GIVEN EXERCISE » Write out, word for word, the portion of the mailing-list thread below that opens with the words containing "On Thu, Jun" and closes with "that includes them.".

TEXT EXTRACT »

Re: Can't seem to link "external/twitter" classes from my own app

Posted by Jeremy Lee <un...@gmail.com>.
Thanks Patrick!

Uberjars. Cool. I'd actually heard of them. And thanks for the link to the
example! I shall work through that today.

I'm still learning sbt and it's many options... the last new framework I
learned was node.js, and I think I've been rather spoiled by "npm".

At least it's not maven. Please, oh please don't make me learn maven too.
(The only people who seem to like it have Software Stockholm Syndrome: "I
know maven kidnapped me and beat me up, but if you spend long enough with
it, you eventually start to sympathize and see it's point of view".)


On Thu, Jun 5, 2014 at 3:39 AM, Patrick Wendell <pw...@gmail.com> wrote:

> Hey Jeremy,
>
> The issue is that you are using one of the external libraries and
> these aren't actually packaged with Spark on the cluster, so you need
> to create an uber jar that includes them.
>
> You can look at the example here (I recently did this for a kafka
> project and the idea is the same):
>
> https://github.com/pwendell/kafka-spark-example
>
> You'll want to make an uber jar that includes these packages (run sbt
> assembly) and then submit that jar to spark-submit. Also, I'd try
> running it locally first (if you aren't already) just to make the
> debugging simpler.
>
> - Patrick
>
>
> On Wed, Jun 4, 2014 at 6:16 AM, Sean Owen <so...@cloudera.com> wrote:
> > Ah sorry, this may be the thing I learned for the day. The issue is
> > that classes from that particular artifact are missing though. Worth
> > interrogating the resulting .jar file with "jar tf" to see if it made
> > it in?
> >
> > On Wed, Jun 4, 2014 at 2:12 PM, Nick Pentreath <ni...@gmail.com>
> wrote:
> >> @Sean, the %% syntax in SBT should automatically add the Scala major
> version
> >> qualifier (_2.10, _2.11 etc) for you, so that does appear to be correct
> >> syntax for the build.

DATA ENTRIES »

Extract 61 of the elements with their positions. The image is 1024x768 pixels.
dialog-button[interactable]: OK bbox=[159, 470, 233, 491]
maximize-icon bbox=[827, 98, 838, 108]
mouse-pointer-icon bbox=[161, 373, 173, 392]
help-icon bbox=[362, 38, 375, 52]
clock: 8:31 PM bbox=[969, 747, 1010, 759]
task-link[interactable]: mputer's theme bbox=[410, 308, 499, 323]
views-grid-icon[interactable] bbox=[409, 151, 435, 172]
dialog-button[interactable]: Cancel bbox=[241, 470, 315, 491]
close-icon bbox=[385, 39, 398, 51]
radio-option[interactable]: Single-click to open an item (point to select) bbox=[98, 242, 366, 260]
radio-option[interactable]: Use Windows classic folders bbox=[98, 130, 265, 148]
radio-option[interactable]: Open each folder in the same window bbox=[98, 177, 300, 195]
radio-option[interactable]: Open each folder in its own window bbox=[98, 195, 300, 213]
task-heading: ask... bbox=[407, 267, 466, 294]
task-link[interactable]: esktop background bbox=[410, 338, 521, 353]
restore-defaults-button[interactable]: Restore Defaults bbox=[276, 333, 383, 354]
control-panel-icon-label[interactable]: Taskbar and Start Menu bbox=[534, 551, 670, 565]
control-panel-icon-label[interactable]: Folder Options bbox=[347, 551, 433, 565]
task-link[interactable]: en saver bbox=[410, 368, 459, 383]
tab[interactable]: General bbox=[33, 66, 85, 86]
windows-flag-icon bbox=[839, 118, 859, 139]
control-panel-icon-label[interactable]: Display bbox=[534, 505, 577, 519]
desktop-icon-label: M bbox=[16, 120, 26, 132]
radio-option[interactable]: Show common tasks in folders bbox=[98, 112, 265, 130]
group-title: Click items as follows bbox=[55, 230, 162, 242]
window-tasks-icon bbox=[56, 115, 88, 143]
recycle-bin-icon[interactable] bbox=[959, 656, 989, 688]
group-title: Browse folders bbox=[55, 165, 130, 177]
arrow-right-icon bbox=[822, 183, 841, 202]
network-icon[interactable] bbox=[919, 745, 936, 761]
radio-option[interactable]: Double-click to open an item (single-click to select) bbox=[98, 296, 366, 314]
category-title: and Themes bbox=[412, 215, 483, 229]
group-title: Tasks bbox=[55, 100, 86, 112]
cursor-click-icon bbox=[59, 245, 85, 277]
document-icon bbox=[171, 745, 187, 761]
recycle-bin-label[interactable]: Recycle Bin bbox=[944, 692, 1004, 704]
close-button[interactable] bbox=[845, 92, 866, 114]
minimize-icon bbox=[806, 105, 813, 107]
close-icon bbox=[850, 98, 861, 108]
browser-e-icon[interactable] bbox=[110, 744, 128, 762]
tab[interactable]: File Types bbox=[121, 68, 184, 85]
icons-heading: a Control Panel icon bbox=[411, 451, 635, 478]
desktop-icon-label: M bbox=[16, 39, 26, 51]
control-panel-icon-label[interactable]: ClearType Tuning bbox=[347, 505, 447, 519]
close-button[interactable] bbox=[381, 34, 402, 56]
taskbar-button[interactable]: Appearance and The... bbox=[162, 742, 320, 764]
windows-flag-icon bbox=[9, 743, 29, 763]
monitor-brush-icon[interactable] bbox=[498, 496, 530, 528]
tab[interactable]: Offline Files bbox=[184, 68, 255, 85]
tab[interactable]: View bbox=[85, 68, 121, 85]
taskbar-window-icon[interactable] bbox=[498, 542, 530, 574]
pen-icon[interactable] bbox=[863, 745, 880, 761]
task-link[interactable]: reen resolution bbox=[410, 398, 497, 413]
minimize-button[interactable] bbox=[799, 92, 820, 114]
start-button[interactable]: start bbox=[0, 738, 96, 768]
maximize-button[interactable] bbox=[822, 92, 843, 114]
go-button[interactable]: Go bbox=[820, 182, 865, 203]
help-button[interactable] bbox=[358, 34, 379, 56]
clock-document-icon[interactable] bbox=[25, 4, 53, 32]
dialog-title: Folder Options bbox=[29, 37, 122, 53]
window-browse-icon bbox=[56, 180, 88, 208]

...

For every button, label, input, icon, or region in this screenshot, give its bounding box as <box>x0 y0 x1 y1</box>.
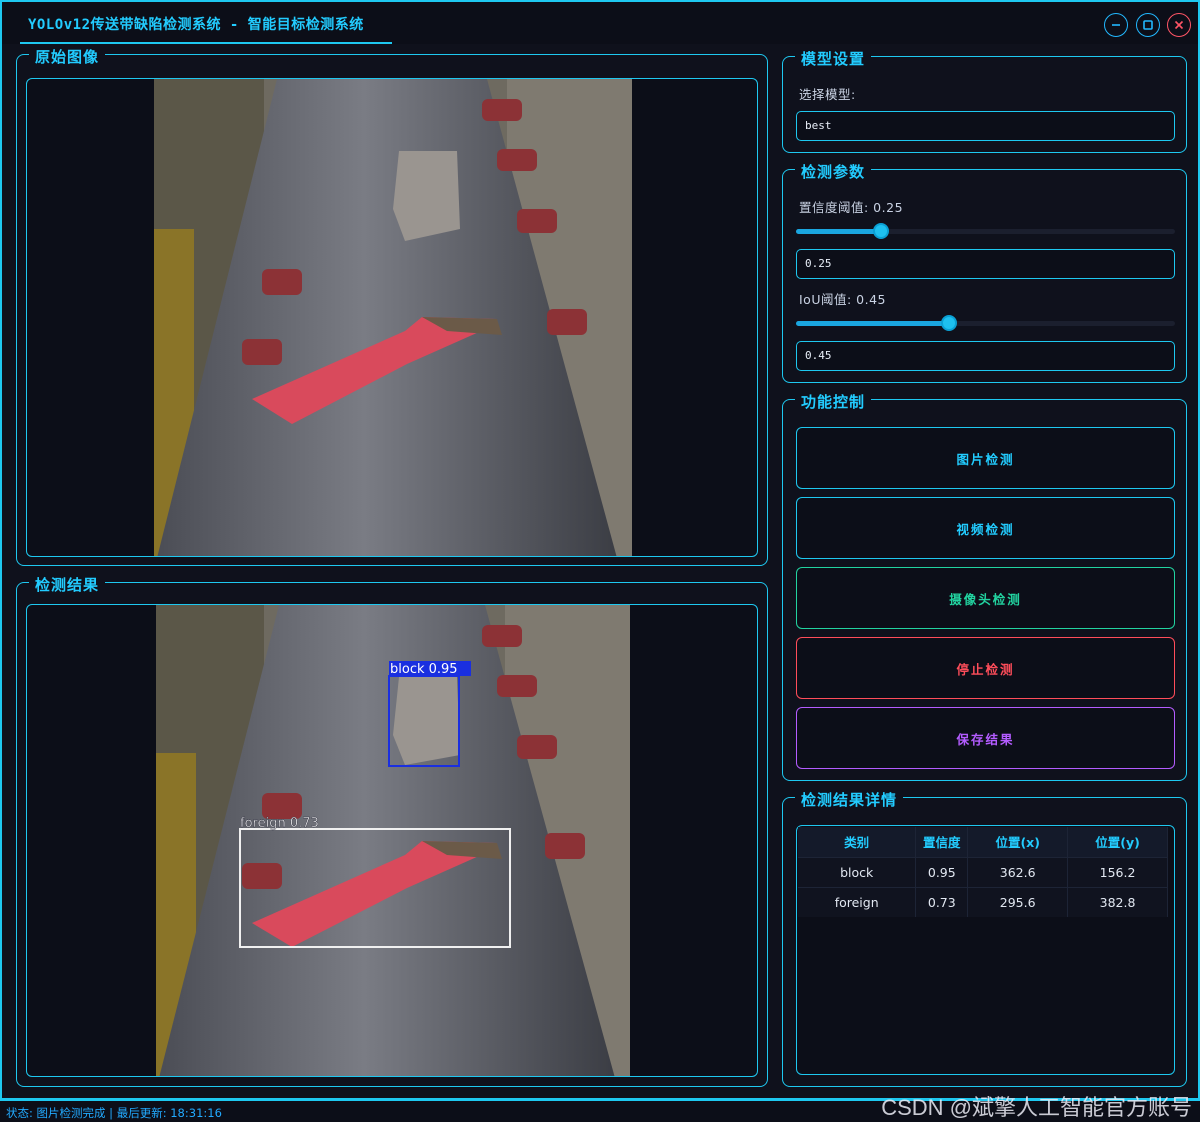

* * *

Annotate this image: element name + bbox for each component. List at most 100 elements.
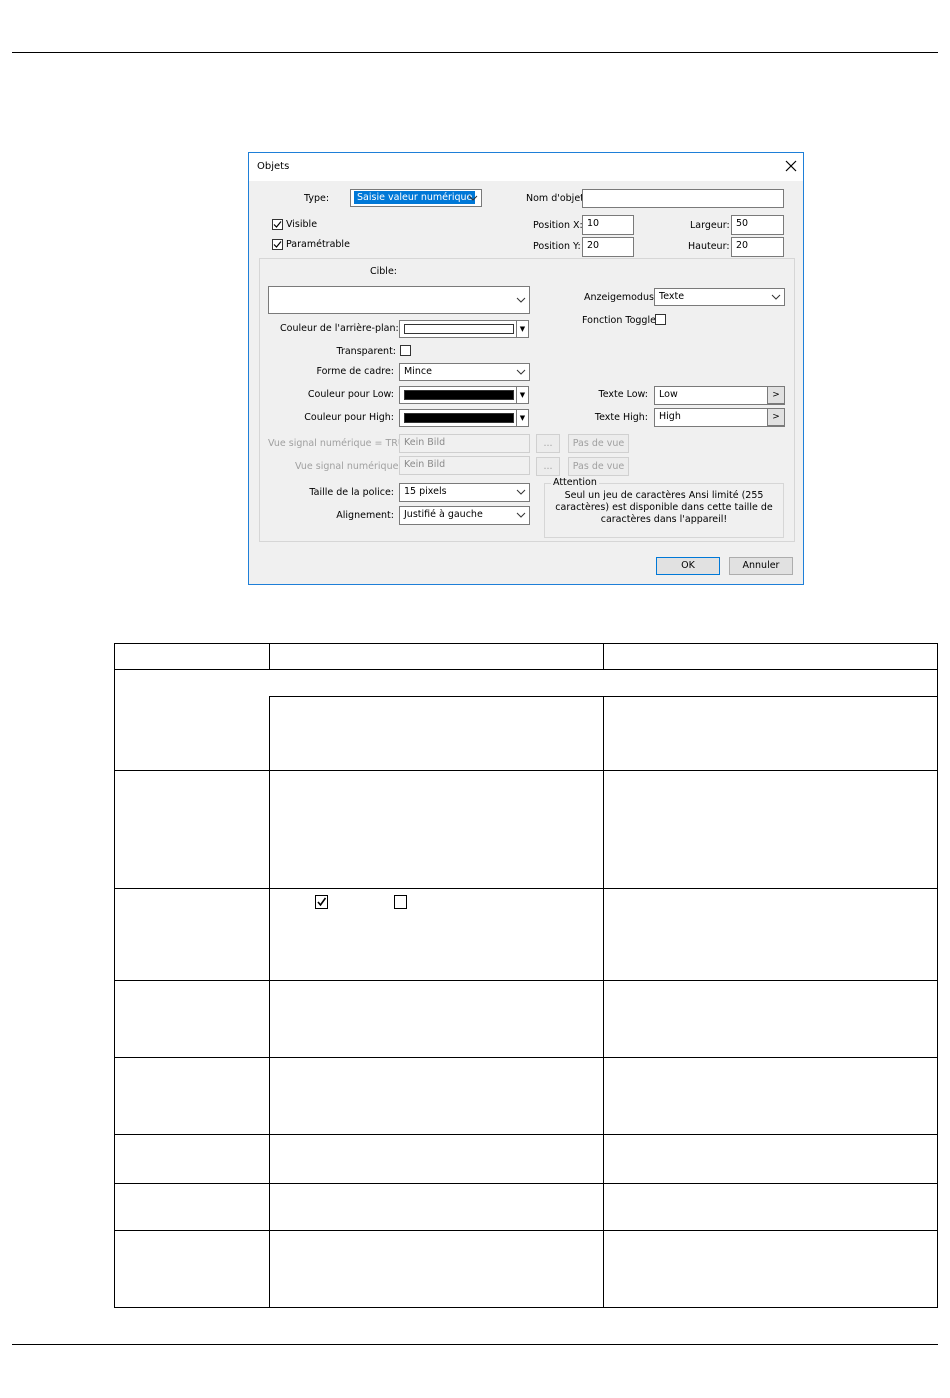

WRITTEN ANSWER »
On Thu, Jun 5, 2014 at 3:39 AM, Patrick Wendell <pw...@gmail.com> wrote:

> Hey Jeremy,
>
> The issue is that you are using one of the external libraries and
> these aren't actually packaged with Spark on the cluster, so you need
> to create an uber jar that includes them.